### [Given task]
What follows are records. Restate all of them word for word.

[Records from a dataset]
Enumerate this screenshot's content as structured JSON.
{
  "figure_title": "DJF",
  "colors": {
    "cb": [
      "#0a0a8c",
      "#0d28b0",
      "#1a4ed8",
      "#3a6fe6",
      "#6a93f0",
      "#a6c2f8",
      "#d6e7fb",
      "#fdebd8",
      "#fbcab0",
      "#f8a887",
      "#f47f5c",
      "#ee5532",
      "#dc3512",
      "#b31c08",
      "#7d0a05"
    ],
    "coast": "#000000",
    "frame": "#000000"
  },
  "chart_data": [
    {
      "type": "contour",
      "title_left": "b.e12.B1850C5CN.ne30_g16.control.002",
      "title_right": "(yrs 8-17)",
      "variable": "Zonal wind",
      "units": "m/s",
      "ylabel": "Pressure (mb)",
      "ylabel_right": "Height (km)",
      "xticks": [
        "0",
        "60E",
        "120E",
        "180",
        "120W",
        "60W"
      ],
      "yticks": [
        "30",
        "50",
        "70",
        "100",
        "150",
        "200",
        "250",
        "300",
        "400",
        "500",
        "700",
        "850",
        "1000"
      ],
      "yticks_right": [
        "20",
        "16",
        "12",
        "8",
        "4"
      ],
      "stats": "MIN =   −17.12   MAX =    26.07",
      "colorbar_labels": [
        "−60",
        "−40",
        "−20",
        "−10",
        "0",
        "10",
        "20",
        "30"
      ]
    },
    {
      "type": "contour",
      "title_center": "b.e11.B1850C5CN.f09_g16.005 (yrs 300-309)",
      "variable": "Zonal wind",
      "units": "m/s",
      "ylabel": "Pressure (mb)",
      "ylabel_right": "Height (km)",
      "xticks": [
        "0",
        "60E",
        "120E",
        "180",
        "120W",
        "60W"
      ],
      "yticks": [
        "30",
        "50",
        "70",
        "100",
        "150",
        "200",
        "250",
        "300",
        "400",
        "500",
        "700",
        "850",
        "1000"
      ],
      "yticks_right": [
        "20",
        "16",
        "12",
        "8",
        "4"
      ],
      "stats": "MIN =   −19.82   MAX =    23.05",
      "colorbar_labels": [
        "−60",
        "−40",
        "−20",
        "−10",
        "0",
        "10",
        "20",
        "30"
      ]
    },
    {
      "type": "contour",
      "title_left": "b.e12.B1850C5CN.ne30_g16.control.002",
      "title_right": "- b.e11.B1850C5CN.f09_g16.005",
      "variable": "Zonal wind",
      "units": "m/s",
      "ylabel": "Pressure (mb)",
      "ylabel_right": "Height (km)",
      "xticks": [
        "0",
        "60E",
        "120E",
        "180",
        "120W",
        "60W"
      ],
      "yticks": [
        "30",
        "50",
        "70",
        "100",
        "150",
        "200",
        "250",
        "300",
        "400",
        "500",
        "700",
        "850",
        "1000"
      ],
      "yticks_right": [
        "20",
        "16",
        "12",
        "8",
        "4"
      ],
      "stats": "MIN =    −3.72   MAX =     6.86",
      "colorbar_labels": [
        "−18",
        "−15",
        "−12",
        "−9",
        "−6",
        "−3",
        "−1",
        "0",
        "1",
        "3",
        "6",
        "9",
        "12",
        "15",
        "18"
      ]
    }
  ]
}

### [Final result]
Enumerate this screenshot's content as structured JSON.
{
  "figure_title": "DJF",
  "colors": {
    "cb": [
      "#0a0a8c",
      "#0d28b0",
      "#1a4ed8",
      "#3a6fe6",
      "#6a93f0",
      "#a6c2f8",
      "#d6e7fb",
      "#fdebd8",
      "#fbcab0",
      "#f8a887",
      "#f47f5c",
      "#ee5532",
      "#dc3512",
      "#b31c08",
      "#7d0a05"
    ],
    "coast": "#000000",
    "frame": "#000000"
  },
  "chart_data": [
    {
      "type": "contour",
      "title_left": "b.e12.B1850C5CN.ne30_g16.control.002",
      "title_right": "(yrs 8-17)",
      "variable": "Zonal wind",
      "units": "m/s",
      "ylabel": "Pressure (mb)",
      "ylabel_right": "Height (km)",
      "xticks": [
        "0",
        "60E",
        "120E",
        "180",
        "120W",
        "60W"
      ],
      "yticks": [
        "30",
        "50",
        "70",
        "100",
        "150",
        "200",
        "250",
        "300",
        "400",
        "500",
        "700",
        "850",
        "1000"
      ],
      "yticks_right": [
        "20",
        "16",
        "12",
        "8",
        "4"
      ],
      "stats": "MIN =   −17.12   MAX =    26.07",
      "colorbar_labels": [
        "−60",
        "−40",
        "−20",
        "−10",
        "0",
        "10",
        "20",
        "30"
      ]
    },
    {
      "type": "contour",
      "title_center": "b.e11.B1850C5CN.f09_g16.005 (yrs 300-309)",
      "variable": "Zonal wind",
      "units": "m/s",
      "ylabel": "Pressure (mb)",
      "ylabel_right": "Height (km)",
      "xticks": [
        "0",
        "60E",
        "120E",
        "180",
        "120W",
        "60W"
      ],
      "yticks": [
        "30",
        "50",
        "70",
        "100",
        "150",
        "200",
        "250",
        "300",
        "400",
        "500",
        "700",
        "850",
        "1000"
      ],
      "yticks_right": [
        "20",
        "16",
        "12",
        "8",
        "4"
      ],
      "stats": "MIN =   −19.82   MAX =    23.05",
      "colorbar_labels": [
        "−60",
        "−40",
        "−20",
        "−10",
        "0",
        "10",
        "20",
        "30"
      ]
    },
    {
      "type": "contour",
      "title_left": "b.e12.B1850C5CN.ne30_g16.control.002",
      "title_right": "- b.e11.B1850C5CN.f09_g16.005",
      "variable": "Zonal wind",
      "units": "m/s",
      "ylabel": "Pressure (mb)",
      "ylabel_right": "Height (km)",
      "xticks": [
        "0",
        "60E",
        "120E",
        "180",
        "120W",
        "60W"
      ],
      "yticks": [
        "30",
        "50",
        "70",
        "100",
        "150",
        "200",
        "250",
        "300",
        "400",
        "500",
        "700",
        "850",
        "1000"
      ],
      "yticks_right": [
        "20",
        "16",
        "12",
        "8",
        "4"
      ],
      "stats": "MIN =    −3.72   MAX =     6.86",
      "colorbar_labels": [
        "−18",
        "−15",
        "−12",
        "−9",
        "−6",
        "−3",
        "−1",
        "0",
        "1",
        "3",
        "6",
        "9",
        "12",
        "15",
        "18"
      ]
    }
  ]
}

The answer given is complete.